Find the lines holding "Baru" and copy them.

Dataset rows

- - -

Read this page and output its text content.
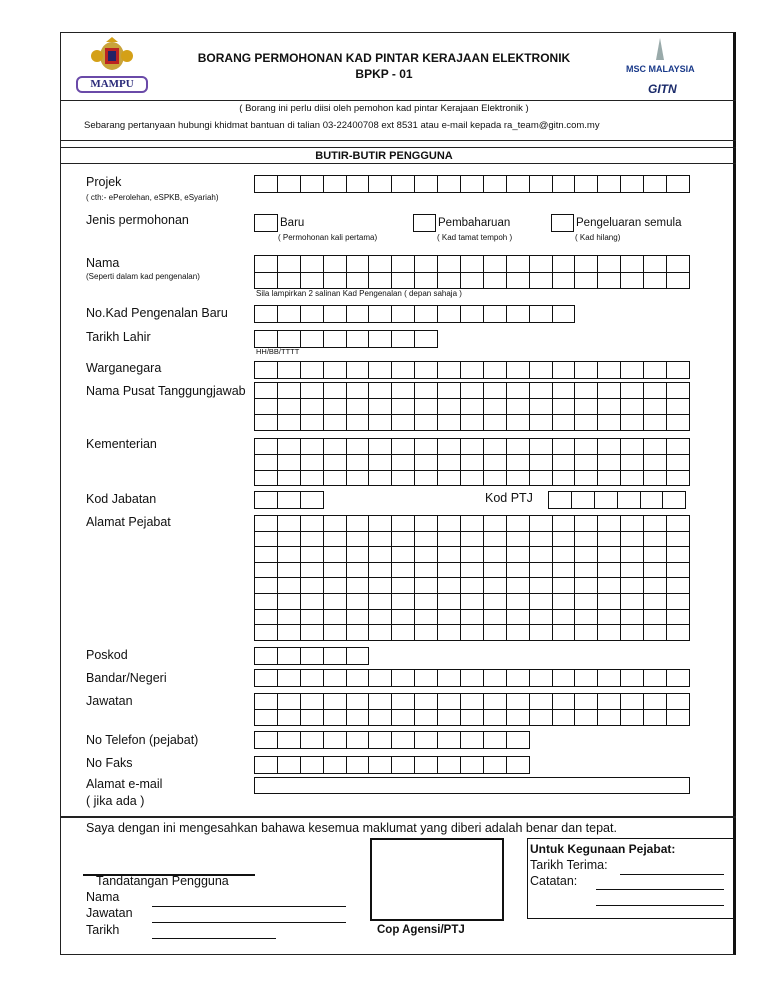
MAMPU
MSC MALAYSIA
GITN
BORANG PERMOHONAN KAD PINTAR KERAJAAN ELEKTRONIK
BPKP - 01
( Borang ini perlu diisi oleh pemohon kad pintar Kerajaan Elektronik )
Sebarang pertanyaan hubungi khidmat bantuan di talian 03-22400708 ext 8531 atau e-mail kepada ra_team@gitn.com.my
BUTIR-BUTIR PENGGUNA
Projek
( cth:- ePerolehan, eSPKB, eSyariah)
Jenis permohonan	Baru
( Permohonan kali pertama)
Pembaharuan
( Kad tamat tempoh )
Pengeluaran semula
( Kad hilang)
Nama
(Seperti dalam kad pengenalan)
Sila lampirkan 2 salinan Kad Pengenalan ( depan sahaja )
No.Kad Pengenalan Baru
Tarikh Lahir
HH/BB/TTTT
Warganegara
Nama Pusat Tanggungjawab
Kementerian
Kod Jabatan	Kod PTJ
Alamat Pejabat
Poskod
Bandar/Negeri
Jawatan
No Telefon (pejabat)
No Faks
Alamat e-mail
( jika ada )
Saya dengan ini mengesahkan bahawa kesemua maklumat yang diberi adalah benar dan tepat.
Tandatangan Pengguna
Nama
Jawatan
Tarikh	Cop Agensi/PTJ
Untuk Kegunaan Pejabat:
Tarikh Terima:
Catatan:
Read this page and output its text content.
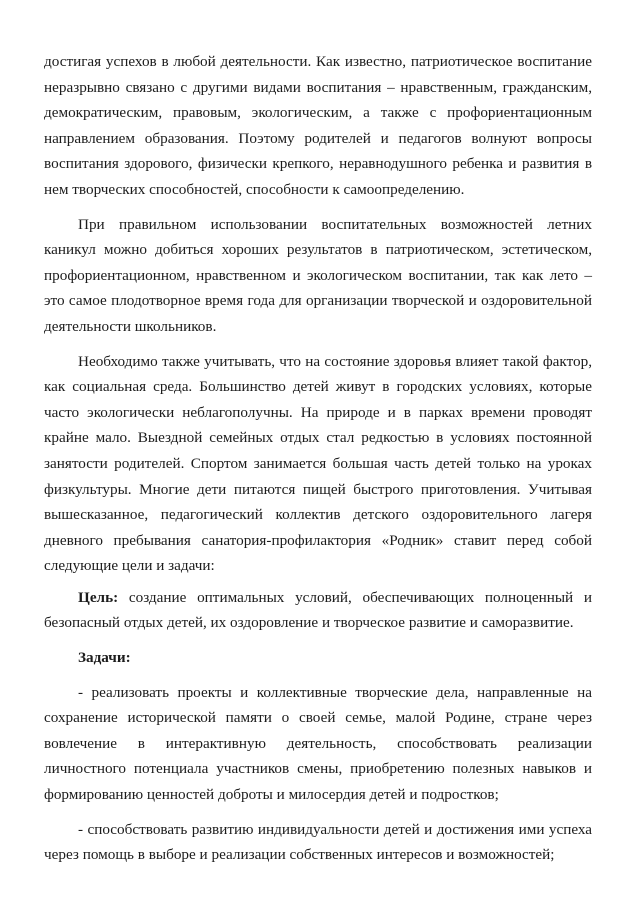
достигая успехов в любой деятельности. Как известно, патриотическое воспитание неразрывно связано с другими видами воспитания – нравственным, гражданским, демократическим, правовым, экологическим, а также с профориентационным направлением образования. Поэтому родителей и педагогов волнуют вопросы воспитания здорового, физически крепкого, неравнодушного ребенка и развития в нем творческих способностей, способности к самоопределению.

При правильном использовании воспитательных возможностей летних каникул можно добиться хороших результатов в патриотическом, эстетическом, профориентационном, нравственном и экологическом воспитании, так как лето – это самое плодотворное время года для организации творческой и оздоровительной деятельности школьников.

Необходимо также учитывать, что на состояние здоровья влияет такой фактор, как социальная среда. Большинство детей живут в городских условиях, которые часто экологически неблагополучны. На природе и в парках времени проводят крайне мало. Выездной семейных отдых стал редкостью в условиях постоянной занятости родителей. Спортом занимается большая часть детей только на уроках физкультуры. Многие дети питаются пищей быстрого приготовления. Учитывая вышесказанное, педагогический коллектив детского оздоровительного лагеря дневного пребывания санатория-профилактория «Родник» ставит перед собой следующие цели и задачи:

Цель: создание оптимальных условий, обеспечивающих полноценный и безопасный отдых детей, их оздоровление и творческое развитие и саморазвитие.

Задачи:

- реализовать проекты и коллективные творческие дела, направленные на сохранение исторической памяти о своей семье, малой Родине, стране через вовлечение в интерактивную деятельность, способствовать реализации личностного потенциала участников смены, приобретению полезных навыков и формированию ценностей доброты и милосердия детей и подростков;

- способствовать развитию индивидуальности детей и достижения ими успеха через помощь в выборе и реализации собственных интересов и возможностей;
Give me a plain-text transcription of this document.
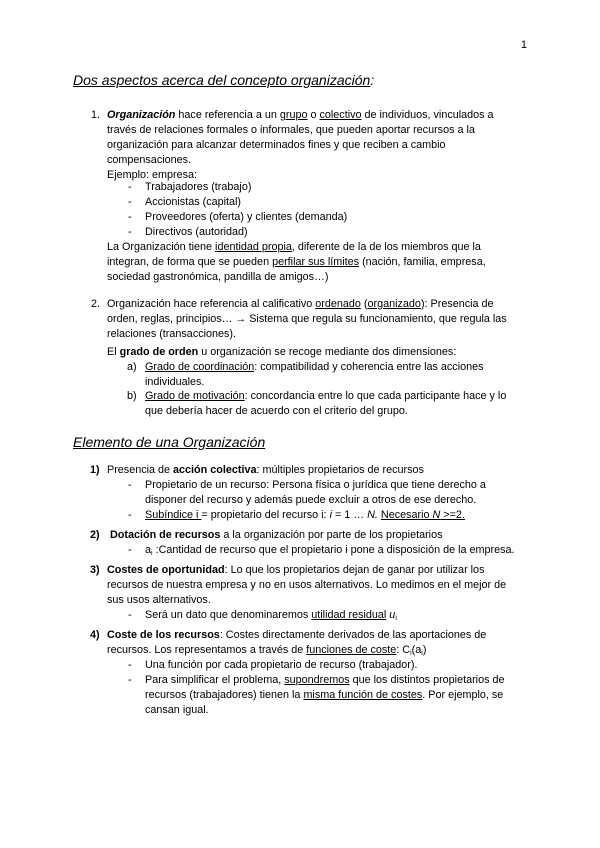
1
Dos aspectos acerca del concepto organización:
1. Organización hace referencia a un grupo o colectivo de individuos, vinculados a
través de relaciones formales o informales, que pueden aportar recursos a la
organización para alcanzar determinados fines y que reciben a cambio
compensaciones.
Ejemplo: empresa:
- Trabajadores (trabajo)
- Accionistas (capital)
- Proveedores (oferta) y clientes (demanda)
- Directivos (autoridad)
La Organización tiene identidad propia, diferente de la de los miembros que la
integran, de forma que se pueden perfilar sus límites (nación, familia, empresa,
sociedad gastronómica, pandilla de amigos…)
2. Organización hace referencia al calificativo ordenado (organizado): Presencia de
orden, reglas, principios… → Sistema que regula su funcionamiento, que regula las
relaciones (transacciones).
El grado de orden u organización se recoge mediante dos dimensiones:
a) Grado de coordinación: compatibilidad y coherencia entre las acciones
individuales.
b) Grado de motivación: concordancia entre lo que cada participante hace y lo
que debería hacer de acuerdo con el criterio del grupo.
Elemento de una Organización
1) Presencia de acción colectiva: múltiples propietarios de recursos
- Propietario de un recurso: Persona física o jurídica que tiene derecho a
disponer del recurso y además puede excluir a otros de ese derecho.
- Subíndice i = propietario del recurso i: i = 1 … N. Necesario N >=2.
2) Dotación de recursos a la organización por parte de los propietarios
- $a_i$ :Cantidad de recurso que el propietario i pone a disposición de la empresa.
3) Costes de oportunidad: Lo que los propietarios dejan de ganar por utilizar los
recursos de nuestra empresa y no en usos alternativos. Lo medimos en el mejor de
sus usos alternativos.
- Será un dato que denominaremos utilidad residual $u_i$
4) Coste de los recursos: Costes directamente derivados de las aportaciones de
recursos. Los representamos a través de funciones de coste: $C_i(a_i)$
- Una función por cada propietario de recurso (trabajador).
- Para simplificar el problema, supondremos que los distintos propietarios de
recursos (trabajadores) tienen la misma función de costes. Por ejemplo, se
cansan igual.
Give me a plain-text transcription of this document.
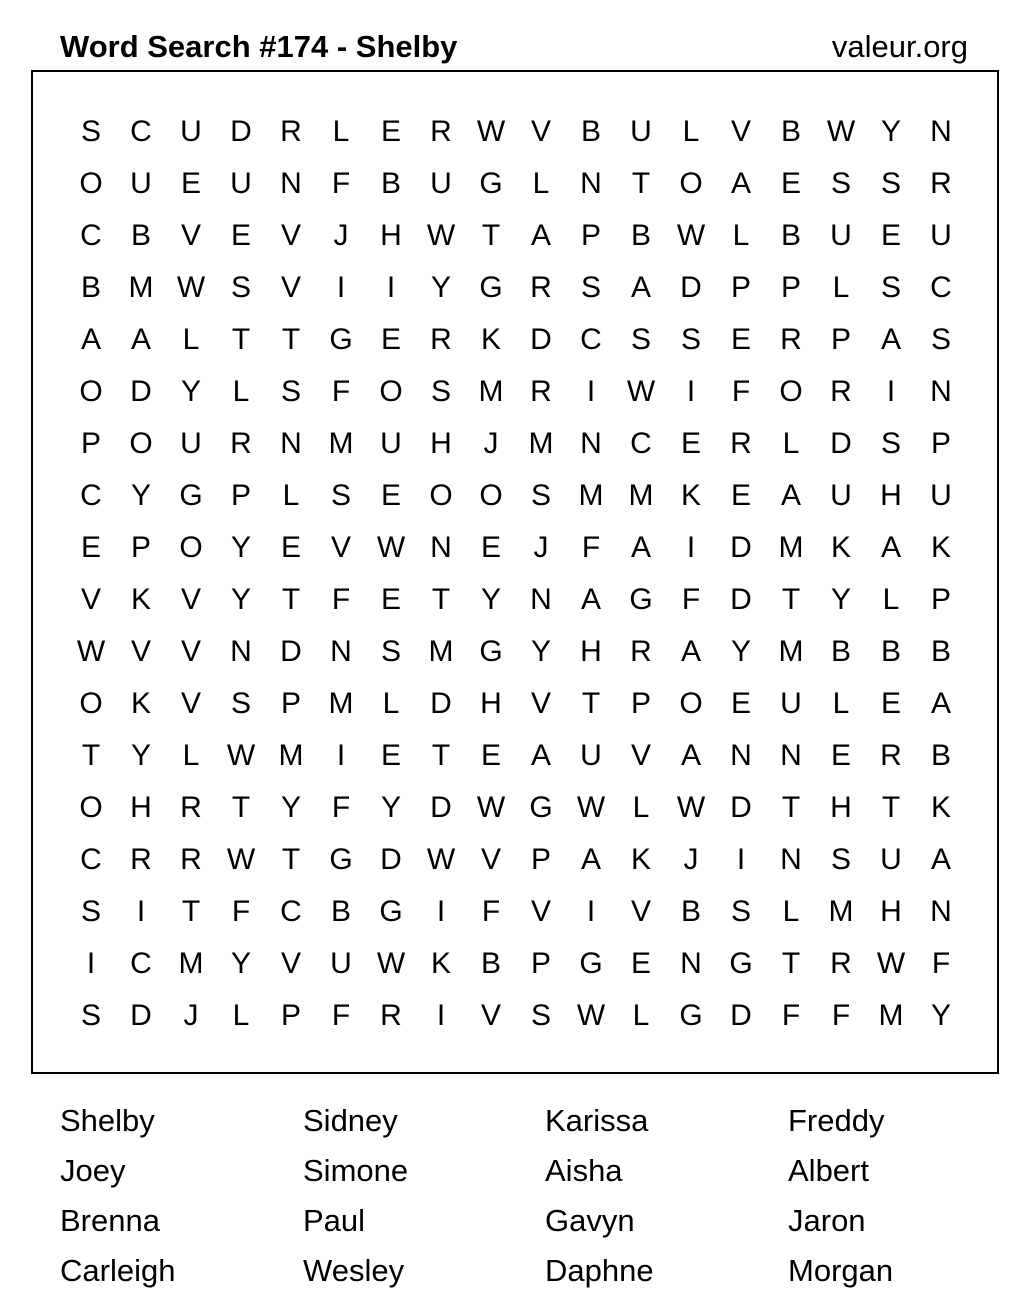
Word Search #174 - Shelby	valeur.org
S C U D R	L	E R W V B U	L	V B W Y N
O U E U N	F	B U G L	N	T O A E S S R
C B V E V	J	H W T	A P B W L	B U E U
B M W S V	I	I	Y G R S A D P P	L	S C
A A	L	T	T G E R K D C S S E R P A S
O D Y	L	S	F O S M R	I	W	I	F O R	I	N
P O U R N M U H	J	M N C E R	L	D S P
C Y G P	L	S E O O S M M K E A U H U
E P O Y E V W N E	J	F	A	I	D M K A K
V K V Y	T	F	E	T	Y N A G F	D	T	Y	L	P
W V V N D N S M G Y H R A Y M B B B
O K V S P M L	D H V	T	P O E U	L	E A
T	Y	L W M	I	E	T	E A U V A N N E R B
O H R	T	Y	F	Y D W G W L W D	T	H	T	K
C R R W T G D W V P A K	J	I	N S U A
S	I	T	F	C B G	I	F	V	I	V B S	L M H N
I	C M Y V U W K B P G E N G T	R W F
S D	J	L	P	F	R	I	V S W L G D	F	F M Y
Shelby	Sidney	Karissa	Freddy
Joey	Simone	Aisha	Albert
Brenna	Paul	Gavyn	Jaron
Carleigh	Wesley	Daphne	Morgan
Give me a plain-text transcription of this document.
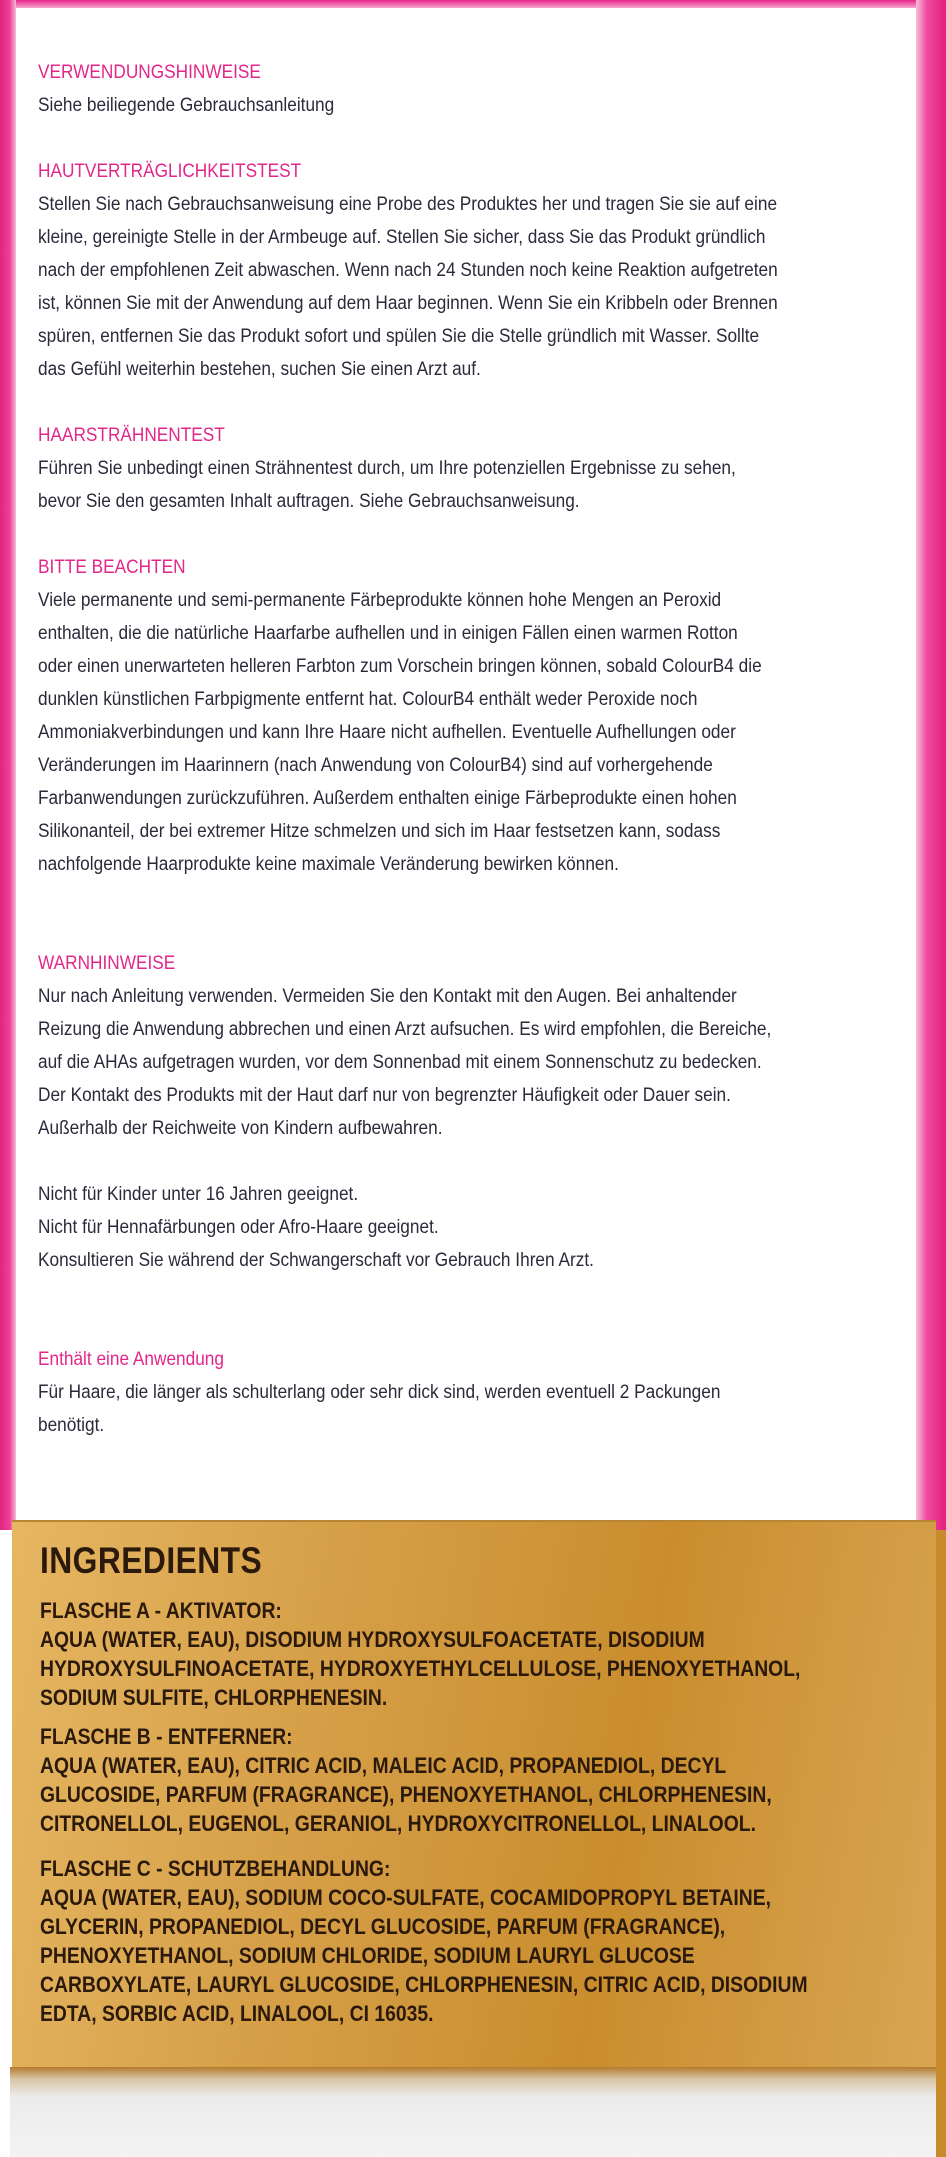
VERWENDUNGSHINWEISE

Siehe beiliegende Gebrauchsanleitung

HAUTVERTRÄGLICHKEITSTEST

Stellen Sie nach Gebrauchsanweisung eine Probe des Produktes her und tragen Sie sie auf eine

kleine, gereinigte Stelle in der Armbeuge auf. Stellen Sie sicher, dass Sie das Produkt gründlich

nach der empfohlenen Zeit abwaschen. Wenn nach 24 Stunden noch keine Reaktion aufgetreten

ist, können Sie mit der Anwendung auf dem Haar beginnen. Wenn Sie ein Kribbeln oder Brennen

spüren, entfernen Sie das Produkt sofort und spülen Sie die Stelle gründlich mit Wasser. Sollte

das Gefühl weiterhin bestehen, suchen Sie einen Arzt auf.

HAARSTRÄHNENTEST

Führen Sie unbedingt einen Strähnentest durch, um Ihre potenziellen Ergebnisse zu sehen,

bevor Sie den gesamten Inhalt auftragen. Siehe Gebrauchsanweisung.

BITTE BEACHTEN

Viele permanente und semi-permanente Färbeprodukte können hohe Mengen an Peroxid

enthalten, die die natürliche Haarfarbe aufhellen und in einigen Fällen einen warmen Rotton

oder einen unerwarteten helleren Farbton zum Vorschein bringen können, sobald ColourB4 die

dunklen künstlichen Farbpigmente entfernt hat. ColourB4 enthält weder Peroxide noch

Ammoniakverbindungen und kann Ihre Haare nicht aufhellen. Eventuelle Aufhellungen oder

Veränderungen im Haarinnern (nach Anwendung von ColourB4) sind auf vorhergehende

Farbanwendungen zurückzuführen. Außerdem enthalten einige Färbeprodukte einen hohen

Silikonanteil, der bei extremer Hitze schmelzen und sich im Haar festsetzen kann, sodass

nachfolgende Haarprodukte keine maximale Veränderung bewirken können.

WARNHINWEISE

Nur nach Anleitung verwenden. Vermeiden Sie den Kontakt mit den Augen. Bei anhaltender

Reizung die Anwendung abbrechen und einen Arzt aufsuchen. Es wird empfohlen, die Bereiche,

auf die AHAs aufgetragen wurden, vor dem Sonnenbad mit einem Sonnenschutz zu bedecken.

Der Kontakt des Produkts mit der Haut darf nur von begrenzter Häufigkeit oder Dauer sein.

Außerhalb der Reichweite von Kindern aufbewahren.

Nicht für Kinder unter 16 Jahren geeignet.

Nicht für Hennafärbungen oder Afro-Haare geeignet.

Konsultieren Sie während der Schwangerschaft vor Gebrauch Ihren Arzt.

Enthält eine Anwendung

Für Haare, die länger als schulterlang oder sehr dick sind, werden eventuell 2 Packungen

benötigt.

INGREDIENTS

FLASCHE A - AKTIVATOR:

AQUA (WATER, EAU), DISODIUM HYDROXYSULFOACETATE, DISODIUM

HYDROXYSULFINOACETATE, HYDROXYETHYLCELLULOSE, PHENOXYETHANOL,

SODIUM SULFITE, CHLORPHENESIN.

FLASCHE B - ENTFERNER:

AQUA (WATER, EAU), CITRIC ACID, MALEIC ACID, PROPANEDIOL, DECYL

GLUCOSIDE, PARFUM (FRAGRANCE), PHENOXYETHANOL, CHLORPHENESIN,

CITRONELLOL, EUGENOL, GERANIOL, HYDROXYCITRONELLOL, LINALOOL.

FLASCHE C - SCHUTZBEHANDLUNG:

AQUA (WATER, EAU), SODIUM COCO-SULFATE, COCAMIDOPROPYL BETAINE,

GLYCERIN, PROPANEDIOL, DECYL GLUCOSIDE, PARFUM (FRAGRANCE),

PHENOXYETHANOL, SODIUM CHLORIDE, SODIUM LAURYL GLUCOSE

CARBOXYLATE, LAURYL GLUCOSIDE, CHLORPHENESIN, CITRIC ACID, DISODIUM

EDTA, SORBIC ACID, LINALOOL, CI 16035.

- - -

● Solution to this problem:
Jenis permohonan	Baru
No.Kad Pengenalan Baru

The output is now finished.